YOUR OBJECTIVE => In the data that follows, count the lines in which the word "Strings" occurs, and report that figure alone.

EXTRACTED ENTRIES =>
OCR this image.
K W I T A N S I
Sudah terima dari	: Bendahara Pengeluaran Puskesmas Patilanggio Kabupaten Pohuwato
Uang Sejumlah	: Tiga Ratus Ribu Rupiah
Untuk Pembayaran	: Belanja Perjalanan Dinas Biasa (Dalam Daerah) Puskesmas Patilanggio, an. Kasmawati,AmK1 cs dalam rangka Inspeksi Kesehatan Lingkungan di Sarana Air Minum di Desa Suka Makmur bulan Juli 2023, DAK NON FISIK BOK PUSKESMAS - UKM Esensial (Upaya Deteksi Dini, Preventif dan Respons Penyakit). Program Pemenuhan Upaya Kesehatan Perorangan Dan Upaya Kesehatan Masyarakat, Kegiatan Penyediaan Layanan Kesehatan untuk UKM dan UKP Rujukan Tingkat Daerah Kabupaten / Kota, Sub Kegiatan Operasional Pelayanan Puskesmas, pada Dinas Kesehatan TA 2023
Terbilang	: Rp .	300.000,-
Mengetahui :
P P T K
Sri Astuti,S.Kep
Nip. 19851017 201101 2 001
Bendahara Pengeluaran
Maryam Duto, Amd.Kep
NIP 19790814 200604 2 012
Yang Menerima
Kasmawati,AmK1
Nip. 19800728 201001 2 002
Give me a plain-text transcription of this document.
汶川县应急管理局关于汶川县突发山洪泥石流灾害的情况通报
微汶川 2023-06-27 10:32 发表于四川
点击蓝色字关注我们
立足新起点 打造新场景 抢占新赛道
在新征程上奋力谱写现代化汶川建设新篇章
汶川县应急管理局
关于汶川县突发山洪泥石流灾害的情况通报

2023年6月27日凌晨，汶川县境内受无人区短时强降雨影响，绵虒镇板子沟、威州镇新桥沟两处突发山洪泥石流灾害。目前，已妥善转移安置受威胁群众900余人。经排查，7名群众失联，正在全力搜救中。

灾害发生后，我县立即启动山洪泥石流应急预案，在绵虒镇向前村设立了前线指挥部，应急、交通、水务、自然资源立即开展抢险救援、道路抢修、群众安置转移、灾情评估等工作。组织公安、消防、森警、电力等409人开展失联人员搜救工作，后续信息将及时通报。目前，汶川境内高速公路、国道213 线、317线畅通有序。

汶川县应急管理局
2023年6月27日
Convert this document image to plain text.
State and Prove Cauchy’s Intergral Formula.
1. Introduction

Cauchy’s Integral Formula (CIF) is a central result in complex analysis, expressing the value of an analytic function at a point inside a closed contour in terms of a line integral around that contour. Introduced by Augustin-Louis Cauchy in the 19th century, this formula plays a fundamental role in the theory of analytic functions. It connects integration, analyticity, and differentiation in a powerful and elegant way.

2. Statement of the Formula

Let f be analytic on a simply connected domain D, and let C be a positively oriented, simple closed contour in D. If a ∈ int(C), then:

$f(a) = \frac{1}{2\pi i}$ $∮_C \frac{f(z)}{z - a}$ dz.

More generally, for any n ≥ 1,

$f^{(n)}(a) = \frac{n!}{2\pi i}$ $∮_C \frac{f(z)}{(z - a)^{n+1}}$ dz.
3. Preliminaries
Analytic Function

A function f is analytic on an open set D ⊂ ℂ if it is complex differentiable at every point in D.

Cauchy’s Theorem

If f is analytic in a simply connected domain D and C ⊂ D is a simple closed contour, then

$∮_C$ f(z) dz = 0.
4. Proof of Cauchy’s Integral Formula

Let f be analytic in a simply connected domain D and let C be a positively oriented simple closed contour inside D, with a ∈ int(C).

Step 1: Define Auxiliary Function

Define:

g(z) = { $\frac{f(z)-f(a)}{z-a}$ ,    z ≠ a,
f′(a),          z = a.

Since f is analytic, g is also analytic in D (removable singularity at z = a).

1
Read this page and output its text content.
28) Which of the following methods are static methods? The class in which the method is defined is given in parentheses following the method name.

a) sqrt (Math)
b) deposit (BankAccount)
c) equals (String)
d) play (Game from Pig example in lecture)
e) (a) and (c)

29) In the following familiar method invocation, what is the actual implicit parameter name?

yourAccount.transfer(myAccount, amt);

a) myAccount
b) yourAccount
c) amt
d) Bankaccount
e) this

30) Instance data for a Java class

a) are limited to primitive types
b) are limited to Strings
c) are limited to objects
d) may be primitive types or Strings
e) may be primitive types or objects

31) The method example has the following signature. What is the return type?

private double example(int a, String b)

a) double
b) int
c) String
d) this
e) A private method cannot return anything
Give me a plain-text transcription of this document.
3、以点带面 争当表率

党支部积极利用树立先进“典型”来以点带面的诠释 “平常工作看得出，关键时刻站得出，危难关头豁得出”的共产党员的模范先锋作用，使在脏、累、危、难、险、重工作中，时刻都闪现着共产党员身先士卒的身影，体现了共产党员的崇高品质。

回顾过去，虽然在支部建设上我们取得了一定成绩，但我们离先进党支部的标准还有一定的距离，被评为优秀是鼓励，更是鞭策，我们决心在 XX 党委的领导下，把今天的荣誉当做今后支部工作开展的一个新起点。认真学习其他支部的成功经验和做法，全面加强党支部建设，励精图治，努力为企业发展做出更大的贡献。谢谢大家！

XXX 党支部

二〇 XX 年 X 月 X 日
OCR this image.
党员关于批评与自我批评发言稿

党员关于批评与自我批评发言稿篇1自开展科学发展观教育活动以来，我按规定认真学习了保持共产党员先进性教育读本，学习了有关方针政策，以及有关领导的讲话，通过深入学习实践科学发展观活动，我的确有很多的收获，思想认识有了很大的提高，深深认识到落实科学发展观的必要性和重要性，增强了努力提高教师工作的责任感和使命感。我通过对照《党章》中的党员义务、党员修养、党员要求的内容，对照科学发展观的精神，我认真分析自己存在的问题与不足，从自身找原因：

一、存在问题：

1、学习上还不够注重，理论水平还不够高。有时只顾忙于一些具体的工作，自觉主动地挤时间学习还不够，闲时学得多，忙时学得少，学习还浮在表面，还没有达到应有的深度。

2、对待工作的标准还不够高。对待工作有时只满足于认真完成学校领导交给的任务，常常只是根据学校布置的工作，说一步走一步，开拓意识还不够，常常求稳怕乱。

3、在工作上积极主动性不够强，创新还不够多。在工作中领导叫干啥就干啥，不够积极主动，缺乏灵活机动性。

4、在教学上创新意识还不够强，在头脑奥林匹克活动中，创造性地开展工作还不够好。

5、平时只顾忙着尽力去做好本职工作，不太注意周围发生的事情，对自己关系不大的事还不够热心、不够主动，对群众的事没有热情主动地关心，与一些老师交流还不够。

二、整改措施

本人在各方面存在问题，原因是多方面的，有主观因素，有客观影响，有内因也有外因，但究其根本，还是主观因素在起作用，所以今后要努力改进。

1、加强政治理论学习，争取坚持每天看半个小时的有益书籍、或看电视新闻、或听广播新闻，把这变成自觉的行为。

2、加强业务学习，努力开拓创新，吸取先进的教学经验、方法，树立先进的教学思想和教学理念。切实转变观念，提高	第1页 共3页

SOLUTION => 2